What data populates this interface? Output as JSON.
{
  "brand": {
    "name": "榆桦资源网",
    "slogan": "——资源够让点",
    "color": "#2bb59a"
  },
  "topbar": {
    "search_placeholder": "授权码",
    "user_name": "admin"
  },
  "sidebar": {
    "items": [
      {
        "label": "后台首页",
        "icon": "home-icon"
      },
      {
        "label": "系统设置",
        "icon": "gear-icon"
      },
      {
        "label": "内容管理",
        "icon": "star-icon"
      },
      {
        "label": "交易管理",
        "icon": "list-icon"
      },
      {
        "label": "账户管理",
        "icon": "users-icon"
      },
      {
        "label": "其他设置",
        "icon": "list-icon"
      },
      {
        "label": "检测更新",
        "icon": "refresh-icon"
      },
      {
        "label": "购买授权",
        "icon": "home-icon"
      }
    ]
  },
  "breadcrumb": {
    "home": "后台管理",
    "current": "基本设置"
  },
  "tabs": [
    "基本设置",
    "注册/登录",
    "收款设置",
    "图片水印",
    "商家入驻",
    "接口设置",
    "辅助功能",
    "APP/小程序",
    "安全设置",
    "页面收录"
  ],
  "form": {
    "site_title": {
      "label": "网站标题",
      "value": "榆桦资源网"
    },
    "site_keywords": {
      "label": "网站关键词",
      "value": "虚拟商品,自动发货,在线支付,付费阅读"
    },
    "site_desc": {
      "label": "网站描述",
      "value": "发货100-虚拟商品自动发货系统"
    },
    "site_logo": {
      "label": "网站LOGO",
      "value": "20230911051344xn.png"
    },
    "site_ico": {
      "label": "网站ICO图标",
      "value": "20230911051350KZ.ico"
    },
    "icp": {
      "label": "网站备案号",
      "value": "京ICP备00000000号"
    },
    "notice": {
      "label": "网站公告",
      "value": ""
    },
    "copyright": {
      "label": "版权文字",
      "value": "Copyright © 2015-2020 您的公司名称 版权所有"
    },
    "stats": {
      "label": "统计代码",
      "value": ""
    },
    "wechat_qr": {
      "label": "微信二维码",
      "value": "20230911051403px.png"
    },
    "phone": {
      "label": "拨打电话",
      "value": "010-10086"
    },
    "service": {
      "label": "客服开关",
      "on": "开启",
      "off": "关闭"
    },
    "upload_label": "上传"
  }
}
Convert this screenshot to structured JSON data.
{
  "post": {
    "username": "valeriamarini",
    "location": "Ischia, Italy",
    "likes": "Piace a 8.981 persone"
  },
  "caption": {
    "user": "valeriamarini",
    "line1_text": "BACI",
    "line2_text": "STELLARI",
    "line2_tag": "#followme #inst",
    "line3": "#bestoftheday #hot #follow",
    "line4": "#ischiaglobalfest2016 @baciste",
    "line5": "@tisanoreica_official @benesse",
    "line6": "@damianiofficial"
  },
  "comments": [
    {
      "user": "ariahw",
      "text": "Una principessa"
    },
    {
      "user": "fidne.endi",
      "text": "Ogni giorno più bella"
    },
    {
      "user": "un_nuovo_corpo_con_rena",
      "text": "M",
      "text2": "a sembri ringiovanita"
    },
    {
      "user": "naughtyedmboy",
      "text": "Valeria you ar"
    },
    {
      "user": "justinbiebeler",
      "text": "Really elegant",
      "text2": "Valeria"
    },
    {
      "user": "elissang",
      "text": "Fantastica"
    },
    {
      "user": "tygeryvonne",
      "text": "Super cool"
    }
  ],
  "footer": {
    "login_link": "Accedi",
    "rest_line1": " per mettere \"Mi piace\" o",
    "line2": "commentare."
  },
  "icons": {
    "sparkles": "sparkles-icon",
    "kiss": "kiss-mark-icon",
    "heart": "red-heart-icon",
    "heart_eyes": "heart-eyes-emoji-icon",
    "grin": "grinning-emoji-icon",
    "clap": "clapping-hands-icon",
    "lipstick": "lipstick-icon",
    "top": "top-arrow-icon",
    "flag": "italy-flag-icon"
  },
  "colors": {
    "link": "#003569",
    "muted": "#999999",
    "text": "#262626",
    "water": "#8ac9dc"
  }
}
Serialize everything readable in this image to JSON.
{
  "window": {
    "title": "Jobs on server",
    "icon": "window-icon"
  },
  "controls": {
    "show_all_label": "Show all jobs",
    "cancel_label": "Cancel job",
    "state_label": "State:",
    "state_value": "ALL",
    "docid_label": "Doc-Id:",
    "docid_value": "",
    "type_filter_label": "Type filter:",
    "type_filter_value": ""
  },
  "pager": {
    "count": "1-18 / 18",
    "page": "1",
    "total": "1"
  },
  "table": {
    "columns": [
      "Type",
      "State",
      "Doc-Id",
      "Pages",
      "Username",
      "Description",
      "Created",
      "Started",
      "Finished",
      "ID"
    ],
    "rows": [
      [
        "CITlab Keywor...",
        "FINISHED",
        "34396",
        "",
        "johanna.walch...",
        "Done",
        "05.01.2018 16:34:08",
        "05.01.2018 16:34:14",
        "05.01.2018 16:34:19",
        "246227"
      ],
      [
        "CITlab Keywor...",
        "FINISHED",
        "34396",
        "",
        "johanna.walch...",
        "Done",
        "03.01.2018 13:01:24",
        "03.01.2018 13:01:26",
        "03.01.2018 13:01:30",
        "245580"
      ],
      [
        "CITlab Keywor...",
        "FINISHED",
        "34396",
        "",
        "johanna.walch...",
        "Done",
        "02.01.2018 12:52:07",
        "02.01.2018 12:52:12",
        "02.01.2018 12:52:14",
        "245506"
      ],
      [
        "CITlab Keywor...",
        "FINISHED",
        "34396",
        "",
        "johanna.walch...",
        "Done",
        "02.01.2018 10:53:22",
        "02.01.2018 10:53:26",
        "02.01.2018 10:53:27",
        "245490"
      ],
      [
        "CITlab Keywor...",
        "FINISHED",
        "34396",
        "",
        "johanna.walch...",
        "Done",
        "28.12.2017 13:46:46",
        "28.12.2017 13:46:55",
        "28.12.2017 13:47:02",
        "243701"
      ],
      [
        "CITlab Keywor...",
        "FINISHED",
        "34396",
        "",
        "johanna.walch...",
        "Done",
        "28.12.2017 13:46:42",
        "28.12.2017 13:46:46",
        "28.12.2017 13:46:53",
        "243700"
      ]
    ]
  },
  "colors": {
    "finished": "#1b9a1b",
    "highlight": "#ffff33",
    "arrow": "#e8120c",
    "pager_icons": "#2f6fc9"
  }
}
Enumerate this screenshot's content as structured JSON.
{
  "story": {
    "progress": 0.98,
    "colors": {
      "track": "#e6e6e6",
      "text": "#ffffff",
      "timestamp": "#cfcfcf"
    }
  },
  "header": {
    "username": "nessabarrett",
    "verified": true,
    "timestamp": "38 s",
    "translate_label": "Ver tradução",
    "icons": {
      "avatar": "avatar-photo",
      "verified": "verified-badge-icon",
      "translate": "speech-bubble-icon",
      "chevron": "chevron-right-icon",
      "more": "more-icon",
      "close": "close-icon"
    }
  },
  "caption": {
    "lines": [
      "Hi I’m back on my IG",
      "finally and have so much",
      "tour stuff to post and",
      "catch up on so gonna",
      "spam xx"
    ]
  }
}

- _Exercise brief_: Write every entry out again exactly.

- _Task result_:
What data populates this interface? Output as JSON.
{
  "brand": {
    "name": "榆桦资源网",
    "slogan": "——资源够让点",
    "color": "#2bb59a"
  },
  "topbar": {
    "search_placeholder": "授权码",
    "user_name": "admin"
  },
  "sidebar": {
    "items": [
      {
        "label": "后台首页",
        "icon": "home-icon"
      },
      {
        "label": "系统设置",
        "icon": "gear-icon"
      },
      {
        "label": "内容管理",
        "icon": "star-icon"
      },
      {
        "label": "交易管理",
        "icon": "list-icon"
      },
      {
        "label": "账户管理",
        "icon": "users-icon"
      },
      {
        "label": "其他设置",
        "icon": "list-icon"
      },
      {
        "label": "检测更新",
        "icon": "refresh-icon"
      },
      {
        "label": "购买授权",
        "icon": "home-icon"
      }
    ]
  },
  "breadcrumb": {
    "home": "后台管理",
    "current": "基本设置"
  },
  "tabs": [
    "基本设置",
    "注册/登录",
    "收款设置",
    "图片水印",
    "商家入驻",
    "接口设置",
    "辅助功能",
    "APP/小程序",
    "安全设置",
    "页面收录"
  ],
  "form": {
    "site_title": {
      "label": "网站标题",
      "value": "榆桦资源网"
    },
    "site_keywords": {
      "label": "网站关键词",
      "value": "虚拟商品,自动发货,在线支付,付费阅读"
    },
    "site_desc": {
      "label": "网站描述",
      "value": "发货100-虚拟商品自动发货系统"
    },
    "site_logo": {
      "label": "网站LOGO",
      "value": "20230911051344xn.png"
    },
    "site_ico": {
      "label": "网站ICO图标",
      "value": "20230911051350KZ.ico"
    },
    "icp": {
      "label": "网站备案号",
      "value": "京ICP备00000000号"
    },
    "notice": {
      "label": "网站公告",
      "value": ""
    },
    "copyright": {
      "label": "版权文字",
      "value": "Copyright © 2015-2020 您的公司名称 版权所有"
    },
    "stats": {
      "label": "统计代码",
      "value": ""
    },
    "wechat_qr": {
      "label": "微信二维码",
      "value": "20230911051403px.png"
    },
    "phone": {
      "label": "拨打电话",
      "value": "010-10086"
    },
    "service": {
      "label": "客服开关",
      "on": "开启",
      "off": "关闭"
    },
    "upload_label": "上传"
  }
}
Convert this screenshot to structured JSON data.
{
  "post": {
    "username": "valeriamarini",
    "location": "Ischia, Italy",
    "likes": "Piace a 8.981 persone"
  },
  "caption": {
    "user": "valeriamarini",
    "line1_text": "BACI",
    "line2_text": "STELLARI",
    "line2_tag": "#followme #inst",
    "line3": "#bestoftheday #hot #follow",
    "line4": "#ischiaglobalfest2016 @baciste",
    "line5": "@tisanoreica_official @benesse",
    "line6": "@damianiofficial"
  },
  "comments": [
    {
      "user": "ariahw",
      "text": "Una principessa"
    },
    {
      "user": "fidne.endi",
      "text": "Ogni giorno più bella"
    },
    {
      "user": "un_nuovo_corpo_con_rena",
      "text": "M",
      "text2": "a sembri ringiovanita"
    },
    {
      "user": "naughtyedmboy",
      "text": "Valeria you ar"
    },
    {
      "user": "justinbiebeler",
      "text": "Really elegant",
      "text2": "Valeria"
    },
    {
      "user": "elissang",
      "text": "Fantastica"
    },
    {
      "user": "tygeryvonne",
      "text": "Super cool"
    }
  ],
  "footer": {
    "login_link": "Accedi",
    "rest_line1": " per mettere \"Mi piace\" o",
    "line2": "commentare."
  },
  "icons": {
    "sparkles": "sparkles-icon",
    "kiss": "kiss-mark-icon",
    "heart": "red-heart-icon",
    "heart_eyes": "heart-eyes-emoji-icon",
    "grin": "grinning-emoji-icon",
    "clap": "clapping-hands-icon",
    "lipstick": "lipstick-icon",
    "top": "top-arrow-icon",
    "flag": "italy-flag-icon"
  },
  "colors": {
    "link": "#003569",
    "muted": "#999999",
    "text": "#262626",
    "water": "#8ac9dc"
  }
}
Serialize everything readable in this image to JSON.
{
  "window": {
    "title": "Jobs on server",
    "icon": "window-icon"
  },
  "controls": {
    "show_all_label": "Show all jobs",
    "cancel_label": "Cancel job",
    "state_label": "State:",
    "state_value": "ALL",
    "docid_label": "Doc-Id:",
    "docid_value": "",
    "type_filter_label": "Type filter:",
    "type_filter_value": ""
  },
  "pager": {
    "count": "1-18 / 18",
    "page": "1",
    "total": "1"
  },
  "table": {
    "columns": [
      "Type",
      "State",
      "Doc-Id",
      "Pages",
      "Username",
      "Description",
      "Created",
      "Started",
      "Finished",
      "ID"
    ],
    "rows": [
      [
        "CITlab Keywor...",
        "FINISHED",
        "34396",
        "",
        "johanna.walch...",
        "Done",
        "05.01.2018 16:34:08",
        "05.01.2018 16:34:14",
        "05.01.2018 16:34:19",
        "246227"
      ],
      [
        "CITlab Keywor...",
        "FINISHED",
        "34396",
        "",
        "johanna.walch...",
        "Done",
        "03.01.2018 13:01:24",
        "03.01.2018 13:01:26",
        "03.01.2018 13:01:30",
        "245580"
      ],
      [
        "CITlab Keywor...",
        "FINISHED",
        "34396",
        "",
        "johanna.walch...",
        "Done",
        "02.01.2018 12:52:07",
        "02.01.2018 12:52:12",
        "02.01.2018 12:52:14",
        "245506"
      ],
      [
        "CITlab Keywor...",
        "FINISHED",
        "34396",
        "",
        "johanna.walch...",
        "Done",
        "02.01.2018 10:53:22",
        "02.01.2018 10:53:26",
        "02.01.2018 10:53:27",
        "245490"
      ],
      [
        "CITlab Keywor...",
        "FINISHED",
        "34396",
        "",
        "johanna.walch...",
        "Done",
        "28.12.2017 13:46:46",
        "28.12.2017 13:46:55",
        "28.12.2017 13:47:02",
        "243701"
      ],
      [
        "CITlab Keywor...",
        "FINISHED",
        "34396",
        "",
        "johanna.walch...",
        "Done",
        "28.12.2017 13:46:42",
        "28.12.2017 13:46:46",
        "28.12.2017 13:46:53",
        "243700"
      ]
    ]
  },
  "colors": {
    "finished": "#1b9a1b",
    "highlight": "#ffff33",
    "arrow": "#e8120c",
    "pager_icons": "#2f6fc9"
  }
}
Enumerate this screenshot's content as structured JSON.
{
  "story": {
    "progress": 0.98,
    "colors": {
      "track": "#e6e6e6",
      "text": "#ffffff",
      "timestamp": "#cfcfcf"
    }
  },
  "header": {
    "username": "nessabarrett",
    "verified": true,
    "timestamp": "38 s",
    "translate_label": "Ver tradução",
    "icons": {
      "avatar": "avatar-photo",
      "verified": "verified-badge-icon",
      "translate": "speech-bubble-icon",
      "chevron": "chevron-right-icon",
      "more": "more-icon",
      "close": "close-icon"
    }
  },
  "caption": {
    "lines": [
      "Hi I’m back on my IG",
      "finally and have so much",
      "tour stuff to post and",
      "catch up on so gonna",
      "spam xx"
    ]
  }
}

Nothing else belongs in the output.